WORK TO DO -> Your task is to gather the lines below that hold the string "JSON".

LISTING ->

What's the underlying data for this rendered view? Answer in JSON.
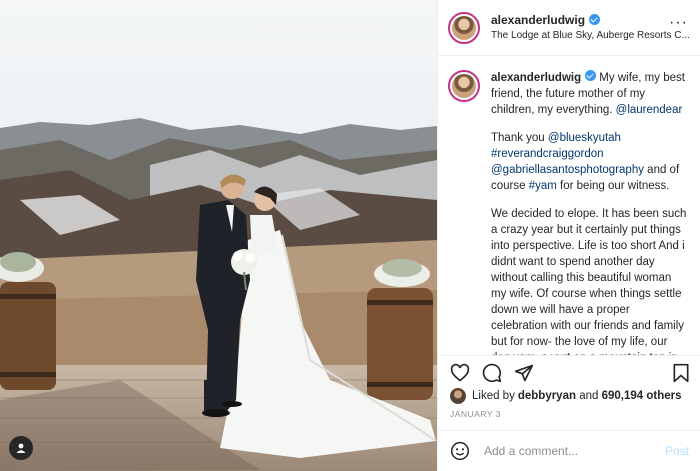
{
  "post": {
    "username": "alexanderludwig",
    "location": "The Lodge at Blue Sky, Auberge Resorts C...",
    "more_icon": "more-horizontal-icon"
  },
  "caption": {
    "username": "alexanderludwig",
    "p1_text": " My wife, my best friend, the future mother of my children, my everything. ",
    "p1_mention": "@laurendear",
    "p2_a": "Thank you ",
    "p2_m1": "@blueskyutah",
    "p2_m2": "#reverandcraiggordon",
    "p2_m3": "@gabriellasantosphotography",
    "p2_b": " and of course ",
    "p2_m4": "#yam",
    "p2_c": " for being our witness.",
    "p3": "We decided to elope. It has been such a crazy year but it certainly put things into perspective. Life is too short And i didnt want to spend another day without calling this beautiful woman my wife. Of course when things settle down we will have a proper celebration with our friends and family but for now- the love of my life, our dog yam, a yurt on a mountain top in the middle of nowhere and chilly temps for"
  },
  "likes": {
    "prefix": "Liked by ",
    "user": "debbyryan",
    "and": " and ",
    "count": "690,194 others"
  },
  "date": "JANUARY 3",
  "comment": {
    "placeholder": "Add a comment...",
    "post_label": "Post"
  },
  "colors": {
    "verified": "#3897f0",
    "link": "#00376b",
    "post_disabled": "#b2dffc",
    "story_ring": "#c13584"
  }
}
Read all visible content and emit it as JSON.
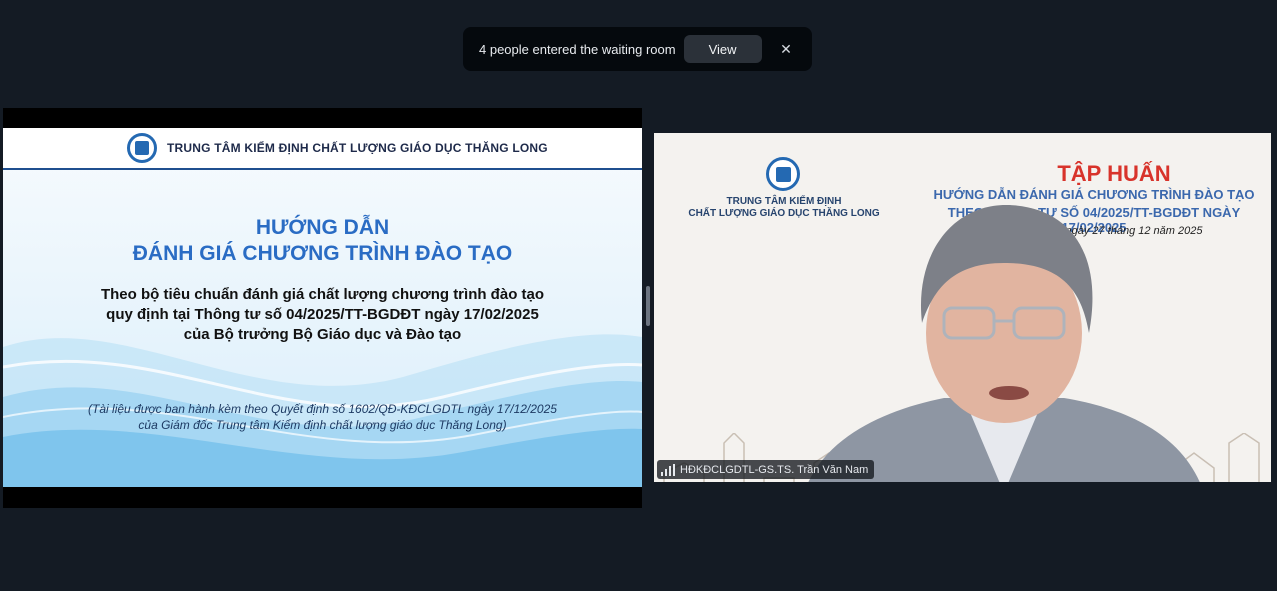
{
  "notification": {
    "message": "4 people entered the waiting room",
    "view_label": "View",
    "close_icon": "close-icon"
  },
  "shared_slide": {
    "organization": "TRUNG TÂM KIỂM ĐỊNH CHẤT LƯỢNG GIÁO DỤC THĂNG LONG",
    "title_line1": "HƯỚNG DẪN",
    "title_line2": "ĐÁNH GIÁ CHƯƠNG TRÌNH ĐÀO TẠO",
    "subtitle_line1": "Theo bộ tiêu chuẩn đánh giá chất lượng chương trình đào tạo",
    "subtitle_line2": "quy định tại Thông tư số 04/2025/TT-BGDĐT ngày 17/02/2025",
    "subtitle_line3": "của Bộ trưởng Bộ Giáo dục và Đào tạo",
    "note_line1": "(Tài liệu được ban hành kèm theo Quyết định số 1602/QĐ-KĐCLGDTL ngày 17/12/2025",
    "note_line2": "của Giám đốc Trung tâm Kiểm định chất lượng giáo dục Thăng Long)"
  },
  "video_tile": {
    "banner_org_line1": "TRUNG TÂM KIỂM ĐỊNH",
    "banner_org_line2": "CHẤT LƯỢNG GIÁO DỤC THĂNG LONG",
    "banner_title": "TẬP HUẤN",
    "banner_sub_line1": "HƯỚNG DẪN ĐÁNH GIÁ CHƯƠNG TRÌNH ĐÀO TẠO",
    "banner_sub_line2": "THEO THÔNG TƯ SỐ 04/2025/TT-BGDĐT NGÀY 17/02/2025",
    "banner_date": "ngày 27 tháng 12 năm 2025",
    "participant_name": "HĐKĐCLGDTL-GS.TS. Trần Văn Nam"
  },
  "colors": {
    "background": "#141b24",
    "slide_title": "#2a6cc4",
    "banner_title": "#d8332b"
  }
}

EXPECTED ANSWER ->
What's the underlying data for this rendered view? Answer in JSON.
Read all visible content and emit it as JSON.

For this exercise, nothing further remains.